TASK DIRECTIONS:
Identify all lines in the data containing the string "size". Copy them out.

◆ ◆ ◆ ◆ ◆ ◆ ◆

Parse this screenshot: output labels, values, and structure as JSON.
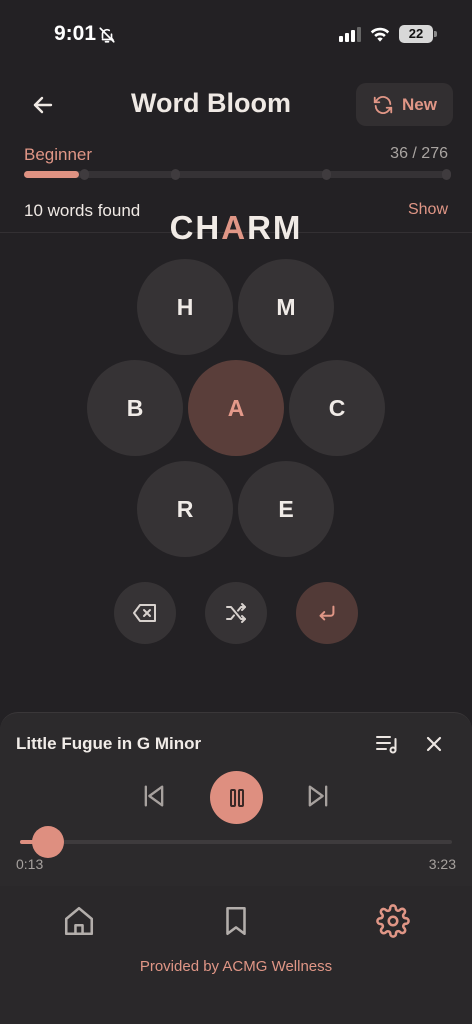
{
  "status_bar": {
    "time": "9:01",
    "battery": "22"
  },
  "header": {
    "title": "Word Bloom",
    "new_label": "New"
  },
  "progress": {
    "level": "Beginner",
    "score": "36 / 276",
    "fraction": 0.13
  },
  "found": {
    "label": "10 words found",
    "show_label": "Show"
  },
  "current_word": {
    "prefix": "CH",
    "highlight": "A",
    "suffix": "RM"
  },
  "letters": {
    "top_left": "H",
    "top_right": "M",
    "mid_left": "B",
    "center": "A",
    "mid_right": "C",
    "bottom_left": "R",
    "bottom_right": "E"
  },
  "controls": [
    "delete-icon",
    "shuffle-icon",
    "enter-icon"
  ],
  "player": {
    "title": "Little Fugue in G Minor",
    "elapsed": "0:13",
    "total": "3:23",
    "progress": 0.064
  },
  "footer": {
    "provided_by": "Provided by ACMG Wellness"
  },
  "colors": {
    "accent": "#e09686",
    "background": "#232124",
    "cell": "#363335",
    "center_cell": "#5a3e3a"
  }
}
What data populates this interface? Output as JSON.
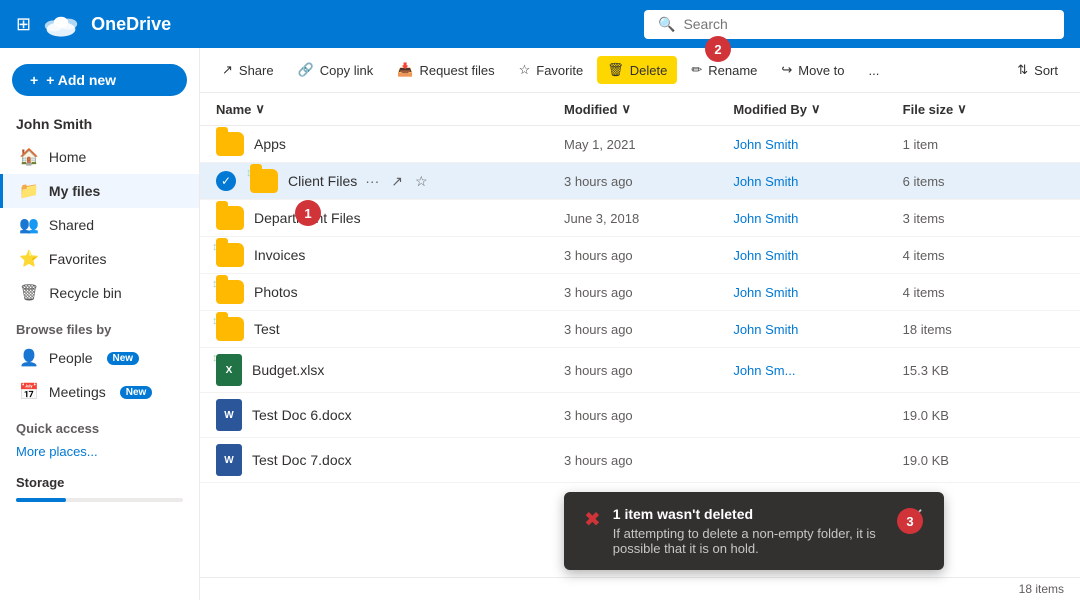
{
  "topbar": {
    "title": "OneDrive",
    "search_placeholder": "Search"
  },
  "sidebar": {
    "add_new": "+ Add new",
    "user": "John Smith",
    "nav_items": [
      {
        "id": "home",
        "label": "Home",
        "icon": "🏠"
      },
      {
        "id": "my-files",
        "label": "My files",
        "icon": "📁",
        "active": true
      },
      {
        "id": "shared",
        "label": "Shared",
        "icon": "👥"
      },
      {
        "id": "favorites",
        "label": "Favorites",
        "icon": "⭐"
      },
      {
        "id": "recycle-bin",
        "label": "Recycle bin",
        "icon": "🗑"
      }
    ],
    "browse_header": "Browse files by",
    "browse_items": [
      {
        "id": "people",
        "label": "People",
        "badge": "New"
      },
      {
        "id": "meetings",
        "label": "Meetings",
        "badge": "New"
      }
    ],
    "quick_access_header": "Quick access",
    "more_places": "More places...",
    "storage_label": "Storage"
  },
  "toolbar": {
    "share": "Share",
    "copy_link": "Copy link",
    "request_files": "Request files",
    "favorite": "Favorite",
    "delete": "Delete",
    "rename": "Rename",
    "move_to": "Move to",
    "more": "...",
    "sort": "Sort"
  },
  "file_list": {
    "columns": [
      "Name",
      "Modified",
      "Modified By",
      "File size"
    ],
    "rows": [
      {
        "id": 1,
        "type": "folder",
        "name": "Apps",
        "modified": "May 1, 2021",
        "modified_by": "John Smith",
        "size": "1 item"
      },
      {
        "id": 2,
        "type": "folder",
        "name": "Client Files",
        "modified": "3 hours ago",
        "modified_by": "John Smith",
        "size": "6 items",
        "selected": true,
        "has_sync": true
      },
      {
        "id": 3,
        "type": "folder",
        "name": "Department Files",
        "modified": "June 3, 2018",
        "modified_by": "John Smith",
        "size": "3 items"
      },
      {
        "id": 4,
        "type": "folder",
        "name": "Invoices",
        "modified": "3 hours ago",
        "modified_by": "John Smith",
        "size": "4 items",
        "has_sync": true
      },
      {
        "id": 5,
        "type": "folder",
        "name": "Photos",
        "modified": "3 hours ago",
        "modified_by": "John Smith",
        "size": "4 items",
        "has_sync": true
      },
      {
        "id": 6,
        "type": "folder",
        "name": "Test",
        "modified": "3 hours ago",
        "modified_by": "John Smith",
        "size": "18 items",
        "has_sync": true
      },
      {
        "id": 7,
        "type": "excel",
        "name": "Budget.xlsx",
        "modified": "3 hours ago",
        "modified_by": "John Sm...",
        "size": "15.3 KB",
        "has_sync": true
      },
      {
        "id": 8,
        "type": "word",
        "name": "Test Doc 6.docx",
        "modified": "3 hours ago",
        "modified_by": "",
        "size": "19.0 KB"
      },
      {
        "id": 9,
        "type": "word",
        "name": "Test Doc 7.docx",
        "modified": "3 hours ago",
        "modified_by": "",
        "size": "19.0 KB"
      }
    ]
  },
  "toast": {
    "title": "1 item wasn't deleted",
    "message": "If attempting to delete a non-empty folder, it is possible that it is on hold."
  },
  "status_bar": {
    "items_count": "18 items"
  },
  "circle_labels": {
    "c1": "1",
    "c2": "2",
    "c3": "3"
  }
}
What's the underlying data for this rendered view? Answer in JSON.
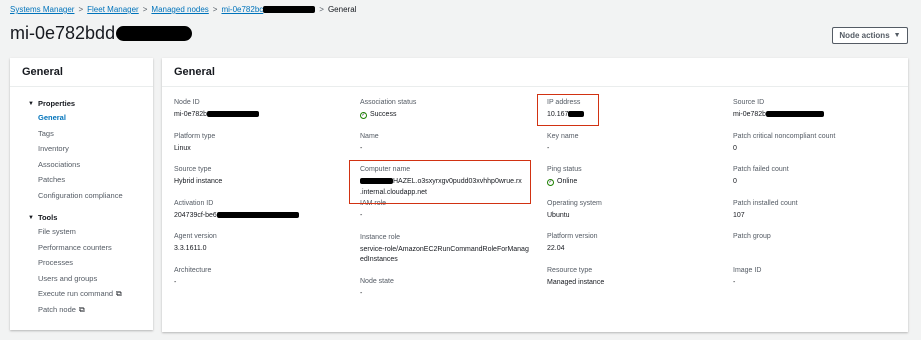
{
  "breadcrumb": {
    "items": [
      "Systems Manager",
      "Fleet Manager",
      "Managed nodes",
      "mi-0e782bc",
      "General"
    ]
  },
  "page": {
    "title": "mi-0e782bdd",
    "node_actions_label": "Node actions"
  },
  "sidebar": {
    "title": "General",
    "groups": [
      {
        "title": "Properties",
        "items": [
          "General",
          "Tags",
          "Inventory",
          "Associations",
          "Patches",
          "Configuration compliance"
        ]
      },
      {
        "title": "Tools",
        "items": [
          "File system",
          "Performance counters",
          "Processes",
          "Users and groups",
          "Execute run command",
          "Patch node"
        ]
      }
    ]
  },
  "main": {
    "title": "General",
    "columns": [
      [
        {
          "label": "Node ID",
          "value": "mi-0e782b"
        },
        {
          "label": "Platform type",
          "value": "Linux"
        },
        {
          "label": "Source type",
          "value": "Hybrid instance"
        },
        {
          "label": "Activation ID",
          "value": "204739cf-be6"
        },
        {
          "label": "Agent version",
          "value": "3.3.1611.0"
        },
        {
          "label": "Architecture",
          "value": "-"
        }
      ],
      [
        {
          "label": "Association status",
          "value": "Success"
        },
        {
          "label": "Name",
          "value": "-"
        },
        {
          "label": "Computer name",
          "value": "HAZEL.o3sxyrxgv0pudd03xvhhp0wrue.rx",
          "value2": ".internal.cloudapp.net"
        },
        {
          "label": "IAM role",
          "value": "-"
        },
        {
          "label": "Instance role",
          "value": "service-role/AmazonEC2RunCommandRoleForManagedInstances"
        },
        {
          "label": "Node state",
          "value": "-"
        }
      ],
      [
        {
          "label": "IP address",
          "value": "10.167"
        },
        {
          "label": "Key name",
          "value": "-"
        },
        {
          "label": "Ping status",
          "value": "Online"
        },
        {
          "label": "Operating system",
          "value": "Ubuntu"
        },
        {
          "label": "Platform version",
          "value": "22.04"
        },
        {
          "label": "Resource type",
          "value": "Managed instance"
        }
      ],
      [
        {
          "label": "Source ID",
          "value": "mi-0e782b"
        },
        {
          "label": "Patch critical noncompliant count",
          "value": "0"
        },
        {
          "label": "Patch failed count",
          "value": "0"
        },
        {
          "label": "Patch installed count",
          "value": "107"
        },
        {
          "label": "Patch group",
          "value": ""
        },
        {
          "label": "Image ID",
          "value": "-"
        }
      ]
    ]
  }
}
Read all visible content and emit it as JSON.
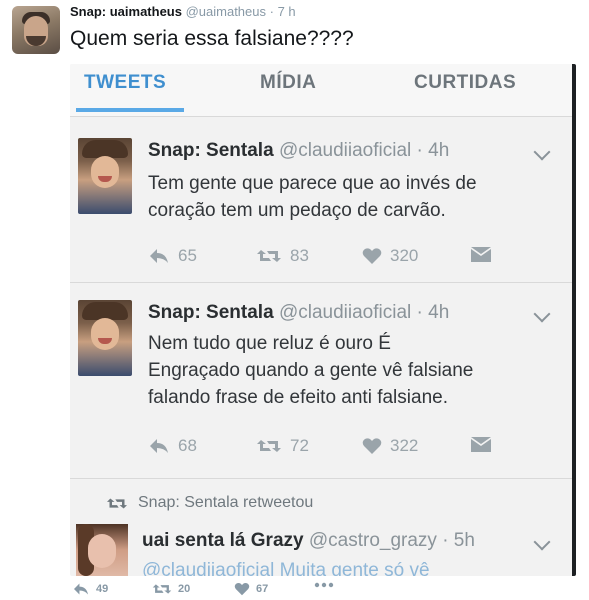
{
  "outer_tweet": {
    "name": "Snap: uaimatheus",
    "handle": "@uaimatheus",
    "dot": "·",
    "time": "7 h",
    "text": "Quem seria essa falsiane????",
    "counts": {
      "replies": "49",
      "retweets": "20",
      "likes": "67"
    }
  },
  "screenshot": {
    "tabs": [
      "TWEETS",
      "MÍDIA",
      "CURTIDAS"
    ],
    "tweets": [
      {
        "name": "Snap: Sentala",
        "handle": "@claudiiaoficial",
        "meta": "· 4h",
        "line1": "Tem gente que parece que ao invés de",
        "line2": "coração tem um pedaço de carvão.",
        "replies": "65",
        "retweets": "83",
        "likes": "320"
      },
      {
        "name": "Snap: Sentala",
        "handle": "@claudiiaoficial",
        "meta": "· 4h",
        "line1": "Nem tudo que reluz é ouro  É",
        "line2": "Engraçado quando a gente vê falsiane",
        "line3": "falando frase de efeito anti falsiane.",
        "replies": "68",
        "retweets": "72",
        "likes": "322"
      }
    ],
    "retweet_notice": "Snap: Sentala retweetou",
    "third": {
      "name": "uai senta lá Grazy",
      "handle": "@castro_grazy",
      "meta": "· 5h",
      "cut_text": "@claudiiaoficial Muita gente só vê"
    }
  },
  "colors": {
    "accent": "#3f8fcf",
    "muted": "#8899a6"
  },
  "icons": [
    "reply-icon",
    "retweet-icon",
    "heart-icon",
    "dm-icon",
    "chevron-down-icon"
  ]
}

◆ ◆ ◆ ◆ ◆ ◆ ◆

PROBLEM SOLUTION:
      "File size"
        "size": "1 item"
        "size": "6 items",
        "size": "3 items"
        "size": "4 items",
        "size": "4 items",
        "size": "18 items",
        "size": "15.3 KB",
        "size": "19.0 KB"
        "size": "19.0 KB"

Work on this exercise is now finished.